▶ Your task
Copy the listing word for word, beginning at the line that contains "Segment this screenshot: for" and continuing through the line that contains "time-tick-label: 11 — [634, 11, 650, 25]", including both of those lines. Leave out the pictures.

▶ Provided records
_____

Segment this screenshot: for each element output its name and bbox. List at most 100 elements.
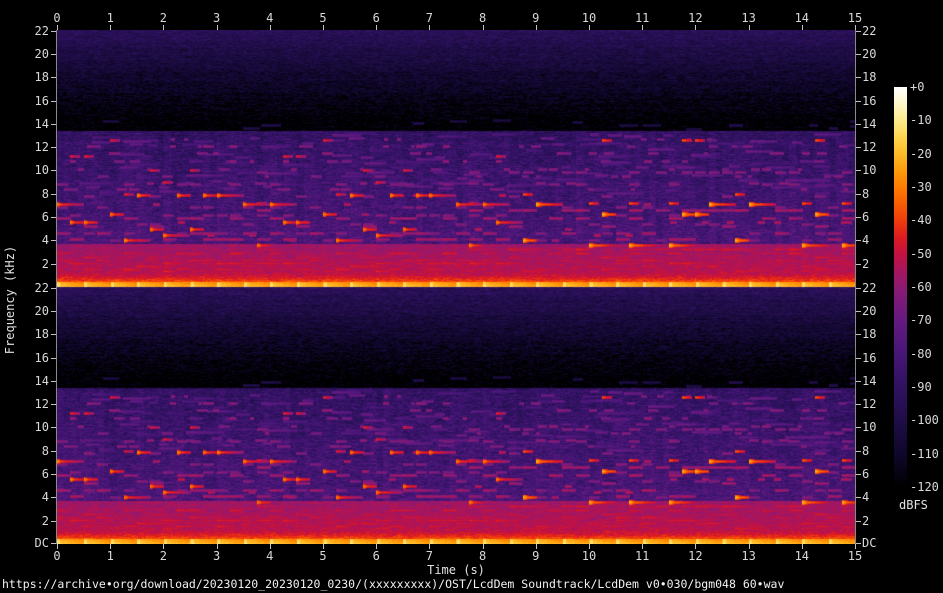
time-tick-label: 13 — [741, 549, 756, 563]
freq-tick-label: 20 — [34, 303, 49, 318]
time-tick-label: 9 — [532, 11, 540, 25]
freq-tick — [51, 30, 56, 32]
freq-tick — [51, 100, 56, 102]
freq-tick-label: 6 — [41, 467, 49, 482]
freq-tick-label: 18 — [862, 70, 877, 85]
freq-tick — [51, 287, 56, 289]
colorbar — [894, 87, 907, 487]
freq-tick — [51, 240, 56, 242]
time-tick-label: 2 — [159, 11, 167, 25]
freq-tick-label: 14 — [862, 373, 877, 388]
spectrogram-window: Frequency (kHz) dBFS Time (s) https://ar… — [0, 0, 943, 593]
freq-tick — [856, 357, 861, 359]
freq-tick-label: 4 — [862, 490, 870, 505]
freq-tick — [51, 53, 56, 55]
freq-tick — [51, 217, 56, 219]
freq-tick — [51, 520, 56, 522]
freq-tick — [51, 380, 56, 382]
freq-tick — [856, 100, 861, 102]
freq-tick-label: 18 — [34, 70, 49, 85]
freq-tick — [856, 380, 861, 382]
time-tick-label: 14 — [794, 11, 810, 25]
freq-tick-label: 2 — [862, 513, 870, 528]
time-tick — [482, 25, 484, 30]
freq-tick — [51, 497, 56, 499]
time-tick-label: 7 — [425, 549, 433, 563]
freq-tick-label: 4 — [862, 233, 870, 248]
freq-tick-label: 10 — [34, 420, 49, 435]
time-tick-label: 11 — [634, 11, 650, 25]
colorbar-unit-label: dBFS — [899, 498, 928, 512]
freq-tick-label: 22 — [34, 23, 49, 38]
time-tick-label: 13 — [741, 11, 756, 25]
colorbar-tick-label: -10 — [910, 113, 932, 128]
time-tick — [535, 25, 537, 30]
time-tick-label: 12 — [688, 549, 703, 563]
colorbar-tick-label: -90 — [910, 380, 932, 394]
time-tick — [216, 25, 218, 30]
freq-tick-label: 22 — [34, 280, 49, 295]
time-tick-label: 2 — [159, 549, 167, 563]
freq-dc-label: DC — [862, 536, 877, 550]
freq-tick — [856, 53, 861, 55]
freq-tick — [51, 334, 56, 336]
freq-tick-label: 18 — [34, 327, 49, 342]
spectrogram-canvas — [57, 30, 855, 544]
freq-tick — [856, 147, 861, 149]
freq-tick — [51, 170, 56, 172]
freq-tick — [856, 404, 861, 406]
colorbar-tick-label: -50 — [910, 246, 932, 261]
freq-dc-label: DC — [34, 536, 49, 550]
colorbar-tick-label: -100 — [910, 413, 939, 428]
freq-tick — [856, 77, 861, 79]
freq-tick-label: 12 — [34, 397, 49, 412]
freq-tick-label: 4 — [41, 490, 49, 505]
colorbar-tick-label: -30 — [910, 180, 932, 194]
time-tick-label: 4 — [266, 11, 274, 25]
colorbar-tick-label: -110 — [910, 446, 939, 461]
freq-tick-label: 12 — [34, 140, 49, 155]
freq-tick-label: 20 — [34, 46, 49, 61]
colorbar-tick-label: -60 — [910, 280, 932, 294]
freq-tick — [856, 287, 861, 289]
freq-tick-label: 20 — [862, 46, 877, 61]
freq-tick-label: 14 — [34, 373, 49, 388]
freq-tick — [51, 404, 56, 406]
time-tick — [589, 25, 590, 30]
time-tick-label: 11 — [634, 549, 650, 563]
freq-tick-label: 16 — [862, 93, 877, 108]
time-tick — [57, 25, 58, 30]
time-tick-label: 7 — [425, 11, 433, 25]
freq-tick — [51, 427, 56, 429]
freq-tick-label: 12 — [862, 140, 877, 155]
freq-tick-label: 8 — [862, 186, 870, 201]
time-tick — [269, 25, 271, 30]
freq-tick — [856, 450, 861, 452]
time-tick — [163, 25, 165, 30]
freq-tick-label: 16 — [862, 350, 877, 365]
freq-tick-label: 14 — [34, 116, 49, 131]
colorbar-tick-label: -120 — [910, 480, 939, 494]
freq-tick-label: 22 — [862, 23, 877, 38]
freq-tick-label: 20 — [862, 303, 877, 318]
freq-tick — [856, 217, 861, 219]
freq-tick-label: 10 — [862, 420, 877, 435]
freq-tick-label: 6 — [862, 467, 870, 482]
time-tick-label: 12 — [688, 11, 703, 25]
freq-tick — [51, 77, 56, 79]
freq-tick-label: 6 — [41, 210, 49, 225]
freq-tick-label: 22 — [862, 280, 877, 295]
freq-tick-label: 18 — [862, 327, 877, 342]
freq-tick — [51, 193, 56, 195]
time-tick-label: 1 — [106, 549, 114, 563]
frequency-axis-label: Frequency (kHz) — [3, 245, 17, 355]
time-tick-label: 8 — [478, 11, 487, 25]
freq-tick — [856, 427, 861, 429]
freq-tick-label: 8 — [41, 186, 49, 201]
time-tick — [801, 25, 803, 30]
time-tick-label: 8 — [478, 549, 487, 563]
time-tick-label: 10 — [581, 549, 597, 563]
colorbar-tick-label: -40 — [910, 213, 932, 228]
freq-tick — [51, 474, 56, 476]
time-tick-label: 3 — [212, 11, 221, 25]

_____

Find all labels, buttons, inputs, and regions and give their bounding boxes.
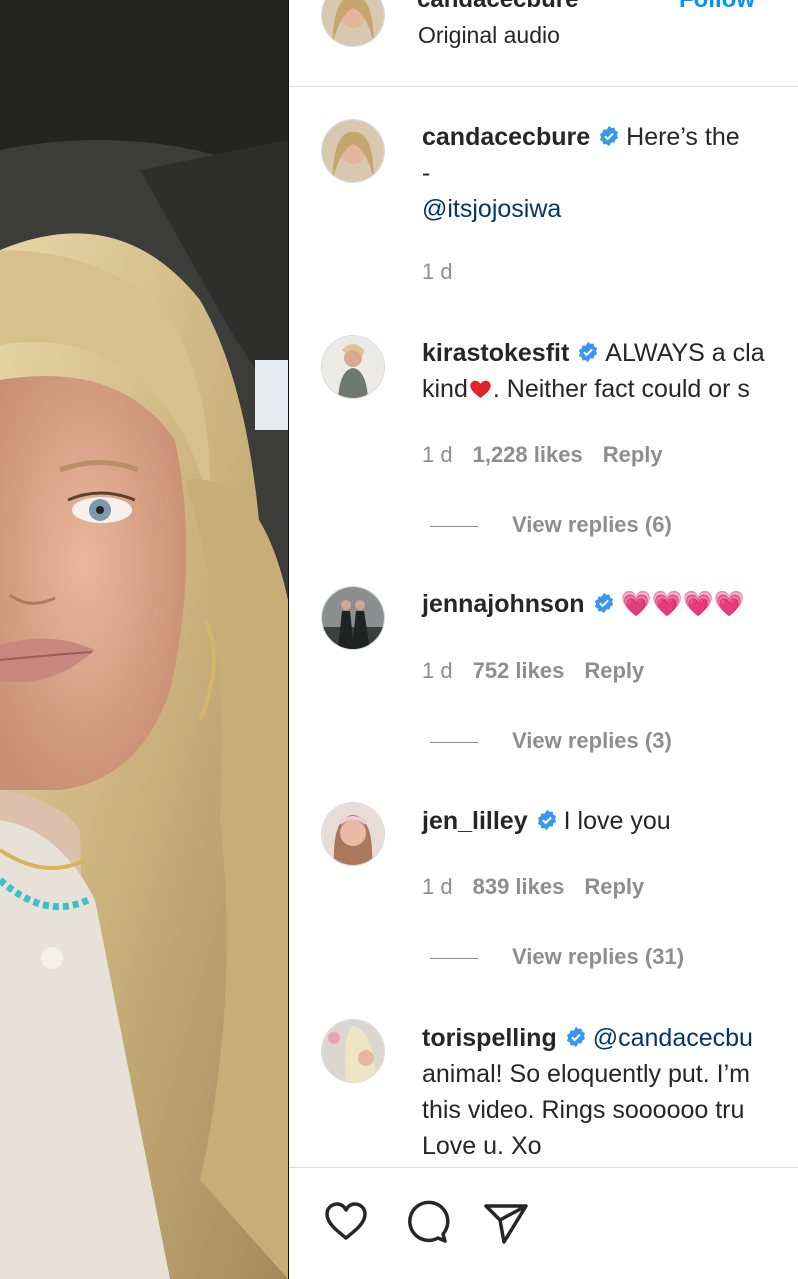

_____

▶ Answer below
Segment this screenshot: for each element output its name and bbox. List at most 100 elements.
time-tick-label: 13 — [741, 549, 756, 563]
freq-tick-label: 20 — [34, 303, 49, 318]
time-tick-label: 9 — [532, 11, 540, 25]
freq-tick — [51, 30, 56, 32]
freq-tick — [51, 100, 56, 102]
freq-tick-label: 6 — [41, 467, 49, 482]
freq-tick-label: 18 — [862, 70, 877, 85]
freq-tick — [51, 287, 56, 289]
colorbar — [894, 87, 907, 487]
freq-tick — [51, 240, 56, 242]
time-tick-label: 2 — [159, 11, 167, 25]
freq-tick-label: 14 — [862, 373, 877, 388]
spectrogram-window: Frequency (kHz) dBFS Time (s) https://ar… — [0, 0, 943, 593]
freq-tick — [856, 357, 861, 359]
freq-tick-label: 4 — [862, 490, 870, 505]
freq-tick — [51, 53, 56, 55]
freq-tick — [51, 217, 56, 219]
freq-tick — [51, 520, 56, 522]
freq-tick — [51, 380, 56, 382]
freq-tick — [856, 100, 861, 102]
freq-tick-label: 18 — [34, 70, 49, 85]
freq-tick — [856, 380, 861, 382]
time-tick-label: 14 — [794, 11, 810, 25]
freq-tick-label: 2 — [862, 513, 870, 528]
time-tick — [482, 25, 484, 30]
freq-tick — [51, 497, 56, 499]
time-tick-label: 7 — [425, 549, 433, 563]
freq-tick-label: 4 — [862, 233, 870, 248]
freq-tick-label: 10 — [34, 420, 49, 435]
time-tick-label: 11 — [634, 11, 650, 25]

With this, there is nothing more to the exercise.